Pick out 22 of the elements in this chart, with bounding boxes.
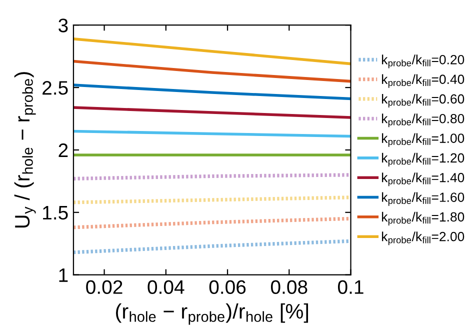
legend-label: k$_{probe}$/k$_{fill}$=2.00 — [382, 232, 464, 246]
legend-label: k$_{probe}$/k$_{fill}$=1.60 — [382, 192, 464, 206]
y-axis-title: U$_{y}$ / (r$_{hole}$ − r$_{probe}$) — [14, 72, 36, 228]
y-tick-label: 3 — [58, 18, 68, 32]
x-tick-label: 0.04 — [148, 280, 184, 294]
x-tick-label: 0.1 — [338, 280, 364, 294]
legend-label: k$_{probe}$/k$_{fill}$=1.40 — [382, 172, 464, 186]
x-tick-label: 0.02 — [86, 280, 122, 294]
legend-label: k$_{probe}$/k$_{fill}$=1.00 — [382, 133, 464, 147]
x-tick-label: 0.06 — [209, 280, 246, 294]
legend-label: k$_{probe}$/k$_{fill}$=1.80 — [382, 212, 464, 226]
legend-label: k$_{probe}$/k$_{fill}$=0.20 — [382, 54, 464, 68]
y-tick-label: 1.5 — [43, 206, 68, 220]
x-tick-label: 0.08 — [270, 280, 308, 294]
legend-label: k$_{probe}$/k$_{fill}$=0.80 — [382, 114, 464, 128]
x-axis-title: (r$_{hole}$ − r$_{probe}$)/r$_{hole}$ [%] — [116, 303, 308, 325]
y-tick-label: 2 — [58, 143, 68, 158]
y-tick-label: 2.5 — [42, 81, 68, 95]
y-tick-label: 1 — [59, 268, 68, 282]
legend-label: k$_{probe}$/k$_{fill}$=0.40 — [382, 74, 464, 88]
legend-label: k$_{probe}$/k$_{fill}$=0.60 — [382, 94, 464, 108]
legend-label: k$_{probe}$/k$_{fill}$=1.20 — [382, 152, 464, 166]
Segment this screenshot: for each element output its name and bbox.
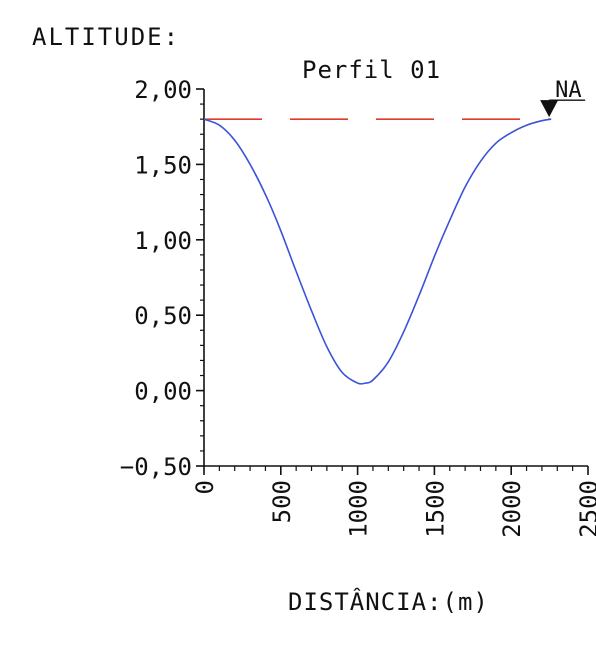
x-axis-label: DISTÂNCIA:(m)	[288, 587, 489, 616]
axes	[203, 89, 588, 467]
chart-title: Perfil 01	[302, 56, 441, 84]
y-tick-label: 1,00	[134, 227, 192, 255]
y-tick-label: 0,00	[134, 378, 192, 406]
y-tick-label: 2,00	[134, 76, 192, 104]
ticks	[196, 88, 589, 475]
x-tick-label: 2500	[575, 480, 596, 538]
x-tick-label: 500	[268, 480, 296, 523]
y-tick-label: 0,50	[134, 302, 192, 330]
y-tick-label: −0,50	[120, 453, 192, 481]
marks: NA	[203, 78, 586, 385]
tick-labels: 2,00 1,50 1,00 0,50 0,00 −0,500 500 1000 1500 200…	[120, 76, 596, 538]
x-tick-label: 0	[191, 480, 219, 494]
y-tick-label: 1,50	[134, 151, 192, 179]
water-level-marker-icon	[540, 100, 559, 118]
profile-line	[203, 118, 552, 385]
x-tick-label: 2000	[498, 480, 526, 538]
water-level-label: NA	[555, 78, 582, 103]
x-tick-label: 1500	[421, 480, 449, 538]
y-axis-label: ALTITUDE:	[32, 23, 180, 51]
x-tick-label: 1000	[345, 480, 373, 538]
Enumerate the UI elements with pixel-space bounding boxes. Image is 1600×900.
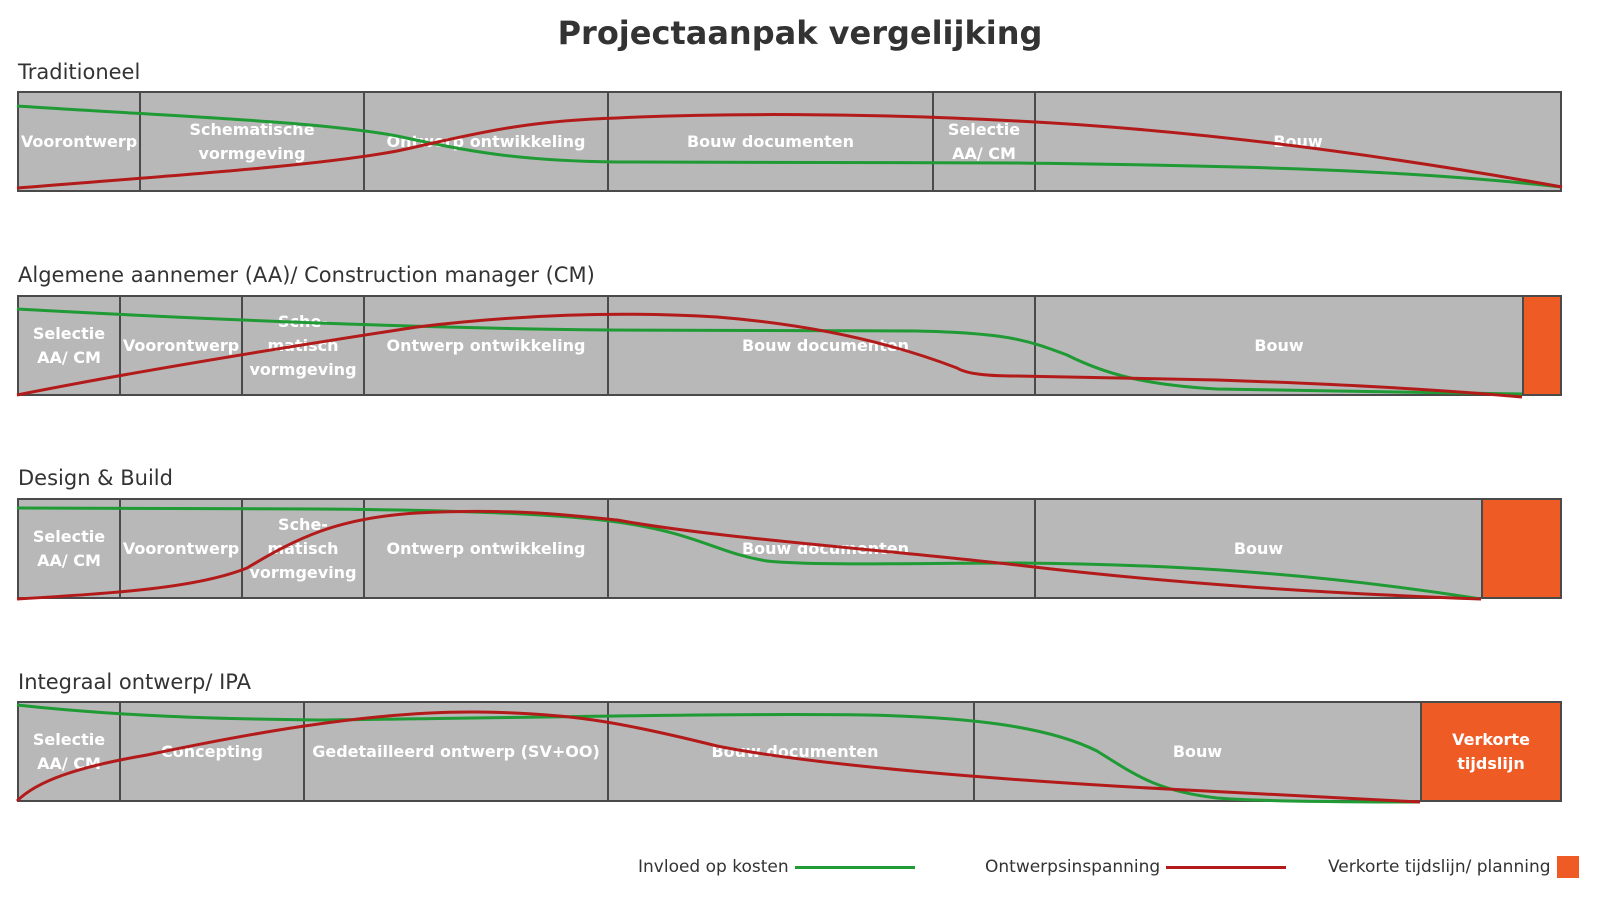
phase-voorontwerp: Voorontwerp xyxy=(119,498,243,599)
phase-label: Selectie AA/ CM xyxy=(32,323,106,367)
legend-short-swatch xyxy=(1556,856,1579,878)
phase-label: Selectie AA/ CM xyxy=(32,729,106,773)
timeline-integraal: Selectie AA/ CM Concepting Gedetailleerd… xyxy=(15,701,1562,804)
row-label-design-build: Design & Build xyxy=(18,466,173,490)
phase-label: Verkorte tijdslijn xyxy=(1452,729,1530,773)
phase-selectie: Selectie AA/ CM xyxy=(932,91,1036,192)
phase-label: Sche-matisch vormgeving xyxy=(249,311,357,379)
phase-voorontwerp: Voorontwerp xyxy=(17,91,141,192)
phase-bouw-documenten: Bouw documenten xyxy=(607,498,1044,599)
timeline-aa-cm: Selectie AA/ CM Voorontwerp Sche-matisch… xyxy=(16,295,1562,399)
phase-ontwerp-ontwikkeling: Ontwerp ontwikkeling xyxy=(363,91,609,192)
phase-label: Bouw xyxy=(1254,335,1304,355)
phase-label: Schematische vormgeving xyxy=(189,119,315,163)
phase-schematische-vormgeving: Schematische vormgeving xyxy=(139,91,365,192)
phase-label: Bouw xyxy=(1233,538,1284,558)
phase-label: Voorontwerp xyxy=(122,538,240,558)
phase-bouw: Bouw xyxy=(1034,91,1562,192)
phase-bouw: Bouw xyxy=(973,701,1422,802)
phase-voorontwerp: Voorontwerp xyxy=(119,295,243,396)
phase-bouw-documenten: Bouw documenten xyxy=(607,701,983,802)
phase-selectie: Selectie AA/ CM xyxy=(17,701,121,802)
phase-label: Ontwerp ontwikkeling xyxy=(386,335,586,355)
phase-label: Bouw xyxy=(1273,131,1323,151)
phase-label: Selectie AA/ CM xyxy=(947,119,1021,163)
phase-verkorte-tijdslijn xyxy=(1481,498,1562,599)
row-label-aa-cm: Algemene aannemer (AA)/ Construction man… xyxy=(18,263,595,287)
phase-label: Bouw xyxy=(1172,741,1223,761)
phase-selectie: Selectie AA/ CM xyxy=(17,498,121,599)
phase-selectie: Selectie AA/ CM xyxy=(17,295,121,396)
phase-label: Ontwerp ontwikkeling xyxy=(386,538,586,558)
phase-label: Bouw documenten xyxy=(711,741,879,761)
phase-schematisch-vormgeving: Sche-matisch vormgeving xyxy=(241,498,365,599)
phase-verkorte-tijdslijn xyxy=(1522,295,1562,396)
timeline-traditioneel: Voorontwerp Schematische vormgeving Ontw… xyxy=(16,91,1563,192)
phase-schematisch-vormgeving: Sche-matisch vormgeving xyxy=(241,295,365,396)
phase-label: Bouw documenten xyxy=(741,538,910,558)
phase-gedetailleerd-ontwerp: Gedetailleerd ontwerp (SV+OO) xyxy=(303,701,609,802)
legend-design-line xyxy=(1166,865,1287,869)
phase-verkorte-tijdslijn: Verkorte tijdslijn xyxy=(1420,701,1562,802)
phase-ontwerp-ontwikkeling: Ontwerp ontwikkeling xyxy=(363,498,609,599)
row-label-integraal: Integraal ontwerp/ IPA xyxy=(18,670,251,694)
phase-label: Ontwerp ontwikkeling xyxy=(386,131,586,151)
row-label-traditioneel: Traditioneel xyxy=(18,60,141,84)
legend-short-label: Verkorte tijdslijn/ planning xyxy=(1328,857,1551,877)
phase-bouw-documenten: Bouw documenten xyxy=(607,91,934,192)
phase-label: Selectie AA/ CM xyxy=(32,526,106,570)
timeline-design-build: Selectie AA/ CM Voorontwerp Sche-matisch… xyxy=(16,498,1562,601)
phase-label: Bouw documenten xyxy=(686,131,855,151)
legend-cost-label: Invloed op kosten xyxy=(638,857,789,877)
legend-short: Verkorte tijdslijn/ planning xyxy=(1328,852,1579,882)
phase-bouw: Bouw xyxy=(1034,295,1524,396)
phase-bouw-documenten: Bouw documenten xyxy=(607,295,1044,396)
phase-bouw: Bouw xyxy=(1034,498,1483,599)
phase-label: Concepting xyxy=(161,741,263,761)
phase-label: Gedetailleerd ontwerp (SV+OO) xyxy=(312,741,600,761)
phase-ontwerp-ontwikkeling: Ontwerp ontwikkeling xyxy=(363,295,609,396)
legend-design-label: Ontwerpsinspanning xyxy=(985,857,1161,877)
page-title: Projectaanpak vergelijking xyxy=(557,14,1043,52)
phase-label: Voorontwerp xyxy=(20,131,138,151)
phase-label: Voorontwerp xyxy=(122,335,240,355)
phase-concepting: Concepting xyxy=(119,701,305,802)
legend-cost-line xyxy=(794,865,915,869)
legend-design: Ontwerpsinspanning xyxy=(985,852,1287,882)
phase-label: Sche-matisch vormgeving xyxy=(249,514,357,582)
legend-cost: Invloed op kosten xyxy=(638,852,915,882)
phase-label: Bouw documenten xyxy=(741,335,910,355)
● ● ● ●
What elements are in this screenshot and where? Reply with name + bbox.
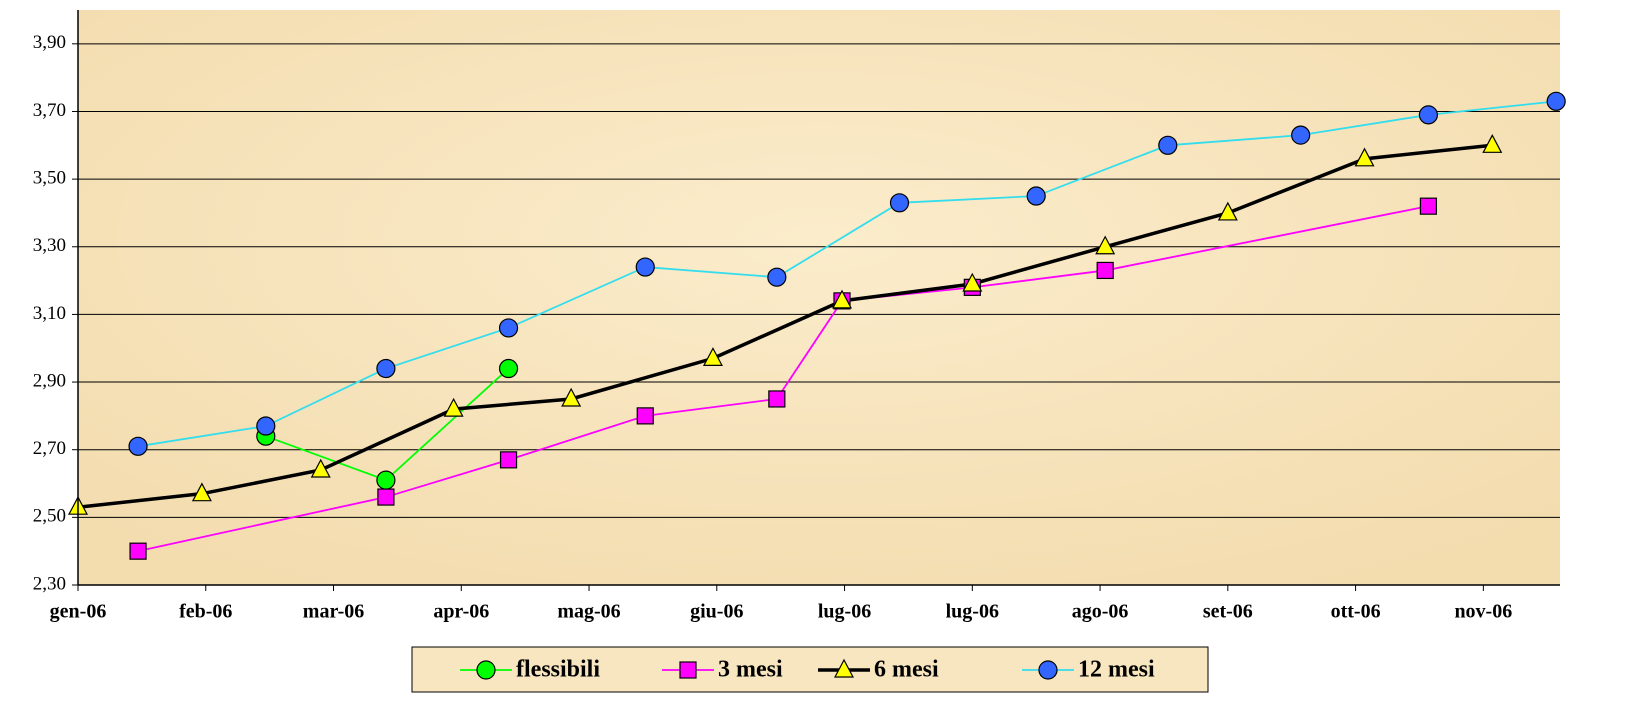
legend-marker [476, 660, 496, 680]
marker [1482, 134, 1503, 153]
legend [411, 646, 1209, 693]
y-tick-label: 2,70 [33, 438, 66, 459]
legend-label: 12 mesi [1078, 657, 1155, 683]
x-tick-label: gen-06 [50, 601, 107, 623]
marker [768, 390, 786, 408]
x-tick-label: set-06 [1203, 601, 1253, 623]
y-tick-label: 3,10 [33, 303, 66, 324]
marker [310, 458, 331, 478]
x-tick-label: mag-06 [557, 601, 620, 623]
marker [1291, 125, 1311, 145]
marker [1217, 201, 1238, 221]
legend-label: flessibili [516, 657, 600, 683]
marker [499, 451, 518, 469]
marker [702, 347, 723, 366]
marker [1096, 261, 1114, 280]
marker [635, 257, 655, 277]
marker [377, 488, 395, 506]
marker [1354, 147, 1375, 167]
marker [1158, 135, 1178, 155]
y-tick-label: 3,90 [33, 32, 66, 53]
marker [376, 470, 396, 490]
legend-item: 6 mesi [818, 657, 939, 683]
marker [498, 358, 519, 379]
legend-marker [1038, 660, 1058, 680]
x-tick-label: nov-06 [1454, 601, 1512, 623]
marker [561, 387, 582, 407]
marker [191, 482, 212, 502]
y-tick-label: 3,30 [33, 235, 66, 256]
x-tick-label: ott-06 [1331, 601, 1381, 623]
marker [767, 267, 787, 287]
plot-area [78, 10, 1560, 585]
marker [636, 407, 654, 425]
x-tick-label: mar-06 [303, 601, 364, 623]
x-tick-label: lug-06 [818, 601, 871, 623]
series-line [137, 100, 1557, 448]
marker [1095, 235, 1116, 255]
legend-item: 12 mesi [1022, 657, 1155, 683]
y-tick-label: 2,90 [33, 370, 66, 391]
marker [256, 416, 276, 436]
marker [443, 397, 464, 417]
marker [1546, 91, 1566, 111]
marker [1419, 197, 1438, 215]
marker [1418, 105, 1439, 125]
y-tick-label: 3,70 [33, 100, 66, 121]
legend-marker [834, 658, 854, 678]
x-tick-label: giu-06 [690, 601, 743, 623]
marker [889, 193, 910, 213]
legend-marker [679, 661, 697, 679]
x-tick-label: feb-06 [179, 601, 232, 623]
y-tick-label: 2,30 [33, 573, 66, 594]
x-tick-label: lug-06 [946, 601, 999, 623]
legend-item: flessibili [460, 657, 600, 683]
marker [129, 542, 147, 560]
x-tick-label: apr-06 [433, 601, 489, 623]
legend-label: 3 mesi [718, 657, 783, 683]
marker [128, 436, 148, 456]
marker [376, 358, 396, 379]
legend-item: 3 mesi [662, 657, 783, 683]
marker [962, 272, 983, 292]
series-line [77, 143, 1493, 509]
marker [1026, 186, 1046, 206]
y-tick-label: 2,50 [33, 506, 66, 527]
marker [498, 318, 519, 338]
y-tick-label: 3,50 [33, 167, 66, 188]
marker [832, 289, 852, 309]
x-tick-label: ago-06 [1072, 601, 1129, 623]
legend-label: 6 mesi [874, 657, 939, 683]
● ● ● ●
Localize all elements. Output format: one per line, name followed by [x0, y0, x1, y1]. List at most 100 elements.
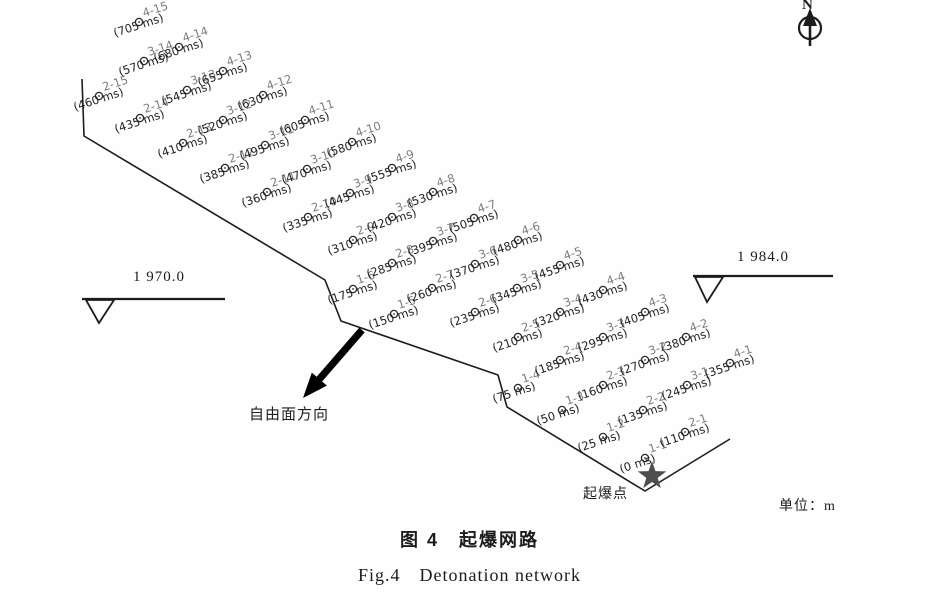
● ● ● ●
OBJECTIVE ▸ Rewrite the listing from the line containing "Pick out 22" through the line containing "152, 464, 166]", inclusive, with "legend-label" replaced by "legend-entry" and nothing else changed. Leave out the pictures.

SOLUTION FOR THIS EXERCISE ▸
Pick out 22 of the elements in this chart, with bounding boxes.
legend-entry: k$_{probe}$/k$_{fill}$=2.00 — [382, 232, 464, 246]
legend-entry: k$_{probe}$/k$_{fill}$=1.60 — [382, 192, 464, 206]
y-axis-title: U$_{y}$ / (r$_{hole}$ − r$_{probe}$) — [14, 72, 36, 228]
y-tick-label: 3 — [58, 18, 68, 32]
x-tick-label: 0.04 — [148, 280, 184, 294]
x-tick-label: 0.1 — [338, 280, 364, 294]
legend-entry: k$_{probe}$/k$_{fill}$=1.40 — [382, 172, 464, 186]
x-tick-label: 0.02 — [86, 280, 122, 294]
legend-entry: k$_{probe}$/k$_{fill}$=1.00 — [382, 133, 464, 147]
x-tick-label: 0.06 — [209, 280, 246, 294]
legend-entry: k$_{probe}$/k$_{fill}$=1.80 — [382, 212, 464, 226]
legend-entry: k$_{probe}$/k$_{fill}$=0.20 — [382, 54, 464, 68]
y-tick-label: 1.5 — [43, 206, 68, 220]
x-tick-label: 0.08 — [270, 280, 308, 294]
legend-entry: k$_{probe}$/k$_{fill}$=0.80 — [382, 114, 464, 128]
x-axis-title: (r$_{hole}$ − r$_{probe}$)/r$_{hole}$ [%] — [116, 303, 308, 325]
y-tick-label: 2 — [58, 143, 68, 158]
y-tick-label: 2.5 — [42, 81, 68, 95]
y-tick-label: 1 — [59, 268, 68, 282]
legend-entry: k$_{probe}$/k$_{fill}$=0.40 — [382, 74, 464, 88]
legend-entry: k$_{probe}$/k$_{fill}$=0.60 — [382, 94, 464, 108]
legend-entry: k$_{probe}$/k$_{fill}$=1.20 — [382, 152, 464, 166]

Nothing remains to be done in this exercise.